** start PROVIDED MATERIAL **

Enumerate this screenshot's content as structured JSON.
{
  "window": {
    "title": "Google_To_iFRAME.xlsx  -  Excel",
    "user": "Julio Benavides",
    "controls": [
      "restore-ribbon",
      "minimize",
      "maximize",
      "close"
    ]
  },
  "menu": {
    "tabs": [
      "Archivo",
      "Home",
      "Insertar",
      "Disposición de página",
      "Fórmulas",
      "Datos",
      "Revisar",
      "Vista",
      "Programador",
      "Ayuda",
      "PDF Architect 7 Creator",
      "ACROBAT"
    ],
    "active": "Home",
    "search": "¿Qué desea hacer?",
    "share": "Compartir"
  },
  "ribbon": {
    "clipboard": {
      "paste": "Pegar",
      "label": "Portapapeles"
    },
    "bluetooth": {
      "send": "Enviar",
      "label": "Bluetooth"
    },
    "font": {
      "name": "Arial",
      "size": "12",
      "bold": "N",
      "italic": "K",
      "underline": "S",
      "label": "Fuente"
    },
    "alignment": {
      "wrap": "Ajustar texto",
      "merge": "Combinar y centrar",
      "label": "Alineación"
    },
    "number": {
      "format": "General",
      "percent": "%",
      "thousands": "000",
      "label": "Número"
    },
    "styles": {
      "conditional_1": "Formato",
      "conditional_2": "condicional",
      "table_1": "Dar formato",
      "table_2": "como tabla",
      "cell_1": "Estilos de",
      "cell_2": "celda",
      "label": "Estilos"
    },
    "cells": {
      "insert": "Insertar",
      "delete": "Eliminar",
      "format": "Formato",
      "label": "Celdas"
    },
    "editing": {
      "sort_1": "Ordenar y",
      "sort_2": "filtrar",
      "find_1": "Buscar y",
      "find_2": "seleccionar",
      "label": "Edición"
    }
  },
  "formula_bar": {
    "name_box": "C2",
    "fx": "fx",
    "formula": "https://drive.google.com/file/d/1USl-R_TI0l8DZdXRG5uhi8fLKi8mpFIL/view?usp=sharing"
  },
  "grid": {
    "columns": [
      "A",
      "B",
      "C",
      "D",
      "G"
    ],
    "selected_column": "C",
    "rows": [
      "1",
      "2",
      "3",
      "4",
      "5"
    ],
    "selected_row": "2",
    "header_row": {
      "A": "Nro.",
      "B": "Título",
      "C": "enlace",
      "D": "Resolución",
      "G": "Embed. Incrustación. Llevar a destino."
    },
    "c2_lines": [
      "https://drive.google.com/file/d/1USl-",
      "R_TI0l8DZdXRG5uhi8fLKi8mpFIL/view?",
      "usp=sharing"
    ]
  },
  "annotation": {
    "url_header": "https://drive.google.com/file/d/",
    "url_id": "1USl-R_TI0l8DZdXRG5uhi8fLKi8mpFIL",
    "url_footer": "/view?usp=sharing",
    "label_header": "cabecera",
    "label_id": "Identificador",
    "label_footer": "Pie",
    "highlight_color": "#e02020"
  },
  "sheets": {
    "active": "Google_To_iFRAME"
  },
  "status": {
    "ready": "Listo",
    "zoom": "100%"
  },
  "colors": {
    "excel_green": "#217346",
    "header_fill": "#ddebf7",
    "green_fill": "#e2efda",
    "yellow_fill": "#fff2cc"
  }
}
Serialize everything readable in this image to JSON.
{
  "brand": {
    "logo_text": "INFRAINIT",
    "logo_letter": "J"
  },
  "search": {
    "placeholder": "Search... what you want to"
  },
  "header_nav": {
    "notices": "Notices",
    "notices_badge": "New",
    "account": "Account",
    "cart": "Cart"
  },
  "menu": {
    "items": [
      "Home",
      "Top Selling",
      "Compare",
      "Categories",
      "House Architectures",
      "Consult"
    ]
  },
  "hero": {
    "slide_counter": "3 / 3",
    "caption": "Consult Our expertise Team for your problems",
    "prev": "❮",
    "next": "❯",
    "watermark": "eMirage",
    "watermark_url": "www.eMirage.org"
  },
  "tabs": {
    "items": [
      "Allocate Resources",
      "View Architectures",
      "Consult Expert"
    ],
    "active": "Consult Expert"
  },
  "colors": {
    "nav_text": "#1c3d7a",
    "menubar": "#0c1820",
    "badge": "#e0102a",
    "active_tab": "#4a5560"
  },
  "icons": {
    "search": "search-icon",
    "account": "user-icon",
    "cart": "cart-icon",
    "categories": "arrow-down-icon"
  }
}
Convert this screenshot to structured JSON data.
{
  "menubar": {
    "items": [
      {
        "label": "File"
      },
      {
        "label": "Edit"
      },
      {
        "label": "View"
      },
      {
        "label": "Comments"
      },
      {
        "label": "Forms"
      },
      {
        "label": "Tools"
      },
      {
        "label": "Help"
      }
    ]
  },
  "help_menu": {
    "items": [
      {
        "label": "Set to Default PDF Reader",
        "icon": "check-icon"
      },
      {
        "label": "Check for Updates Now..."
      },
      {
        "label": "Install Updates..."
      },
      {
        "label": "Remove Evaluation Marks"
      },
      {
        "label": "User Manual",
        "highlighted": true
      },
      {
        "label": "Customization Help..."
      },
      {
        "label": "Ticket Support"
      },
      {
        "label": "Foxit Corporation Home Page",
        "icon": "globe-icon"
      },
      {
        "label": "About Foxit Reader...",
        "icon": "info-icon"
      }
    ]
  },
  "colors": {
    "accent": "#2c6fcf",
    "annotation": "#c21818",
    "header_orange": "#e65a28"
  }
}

** end PROVIDED MATERIAL **

▶ [YOUR INSTRUCTIONS]: All of the material must be reproduced exactly.

▶ [WRITTEN ANSWER]:
Enumerate this screenshot's content as structured JSON.
{
  "window": {
    "title": "Google_To_iFRAME.xlsx  -  Excel",
    "user": "Julio Benavides",
    "controls": [
      "restore-ribbon",
      "minimize",
      "maximize",
      "close"
    ]
  },
  "menu": {
    "tabs": [
      "Archivo",
      "Home",
      "Insertar",
      "Disposición de página",
      "Fórmulas",
      "Datos",
      "Revisar",
      "Vista",
      "Programador",
      "Ayuda",
      "PDF Architect 7 Creator",
      "ACROBAT"
    ],
    "active": "Home",
    "search": "¿Qué desea hacer?",
    "share": "Compartir"
  },
  "ribbon": {
    "clipboard": {
      "paste": "Pegar",
      "label": "Portapapeles"
    },
    "bluetooth": {
      "send": "Enviar",
      "label": "Bluetooth"
    },
    "font": {
      "name": "Arial",
      "size": "12",
      "bold": "N",
      "italic": "K",
      "underline": "S",
      "label": "Fuente"
    },
    "alignment": {
      "wrap": "Ajustar texto",
      "merge": "Combinar y centrar",
      "label": "Alineación"
    },
    "number": {
      "format": "General",
      "percent": "%",
      "thousands": "000",
      "label": "Número"
    },
    "styles": {
      "conditional_1": "Formato",
      "conditional_2": "condicional",
      "table_1": "Dar formato",
      "table_2": "como tabla",
      "cell_1": "Estilos de",
      "cell_2": "celda",
      "label": "Estilos"
    },
    "cells": {
      "insert": "Insertar",
      "delete": "Eliminar",
      "format": "Formato",
      "label": "Celdas"
    },
    "editing": {
      "sort_1": "Ordenar y",
      "sort_2": "filtrar",
      "find_1": "Buscar y",
      "find_2": "seleccionar",
      "label": "Edición"
    }
  },
  "formula_bar": {
    "name_box": "C2",
    "fx": "fx",
    "formula": "https://drive.google.com/file/d/1USl-R_TI0l8DZdXRG5uhi8fLKi8mpFIL/view?usp=sharing"
  },
  "grid": {
    "columns": [
      "A",
      "B",
      "C",
      "D",
      "G"
    ],
    "selected_column": "C",
    "rows": [
      "1",
      "2",
      "3",
      "4",
      "5"
    ],
    "selected_row": "2",
    "header_row": {
      "A": "Nro.",
      "B": "Título",
      "C": "enlace",
      "D": "Resolución",
      "G": "Embed. Incrustación. Llevar a destino."
    },
    "c2_lines": [
      "https://drive.google.com/file/d/1USl-",
      "R_TI0l8DZdXRG5uhi8fLKi8mpFIL/view?",
      "usp=sharing"
    ]
  },
  "annotation": {
    "url_header": "https://drive.google.com/file/d/",
    "url_id": "1USl-R_TI0l8DZdXRG5uhi8fLKi8mpFIL",
    "url_footer": "/view?usp=sharing",
    "label_header": "cabecera",
    "label_id": "Identificador",
    "label_footer": "Pie",
    "highlight_color": "#e02020"
  },
  "sheets": {
    "active": "Google_To_iFRAME"
  },
  "status": {
    "ready": "Listo",
    "zoom": "100%"
  },
  "colors": {
    "excel_green": "#217346",
    "header_fill": "#ddebf7",
    "green_fill": "#e2efda",
    "yellow_fill": "#fff2cc"
  }
}
Serialize everything readable in this image to JSON.
{
  "brand": {
    "logo_text": "INFRAINIT",
    "logo_letter": "J"
  },
  "search": {
    "placeholder": "Search... what you want to"
  },
  "header_nav": {
    "notices": "Notices",
    "notices_badge": "New",
    "account": "Account",
    "cart": "Cart"
  },
  "menu": {
    "items": [
      "Home",
      "Top Selling",
      "Compare",
      "Categories",
      "House Architectures",
      "Consult"
    ]
  },
  "hero": {
    "slide_counter": "3 / 3",
    "caption": "Consult Our expertise Team for your problems",
    "prev": "❮",
    "next": "❯",
    "watermark": "eMirage",
    "watermark_url": "www.eMirage.org"
  },
  "tabs": {
    "items": [
      "Allocate Resources",
      "View Architectures",
      "Consult Expert"
    ],
    "active": "Consult Expert"
  },
  "colors": {
    "nav_text": "#1c3d7a",
    "menubar": "#0c1820",
    "badge": "#e0102a",
    "active_tab": "#4a5560"
  },
  "icons": {
    "search": "search-icon",
    "account": "user-icon",
    "cart": "cart-icon",
    "categories": "arrow-down-icon"
  }
}
Convert this screenshot to structured JSON data.
{
  "menubar": {
    "items": [
      {
        "label": "File"
      },
      {
        "label": "Edit"
      },
      {
        "label": "View"
      },
      {
        "label": "Comments"
      },
      {
        "label": "Forms"
      },
      {
        "label": "Tools"
      },
      {
        "label": "Help"
      }
    ]
  },
  "help_menu": {
    "items": [
      {
        "label": "Set to Default PDF Reader",
        "icon": "check-icon"
      },
      {
        "label": "Check for Updates Now..."
      },
      {
        "label": "Install Updates..."
      },
      {
        "label": "Remove Evaluation Marks"
      },
      {
        "label": "User Manual",
        "highlighted": true
      },
      {
        "label": "Customization Help..."
      },
      {
        "label": "Ticket Support"
      },
      {
        "label": "Foxit Corporation Home Page",
        "icon": "globe-icon"
      },
      {
        "label": "About Foxit Reader...",
        "icon": "info-icon"
      }
    ]
  },
  "colors": {
    "accent": "#2c6fcf",
    "annotation": "#c21818",
    "header_orange": "#e65a28"
  }
}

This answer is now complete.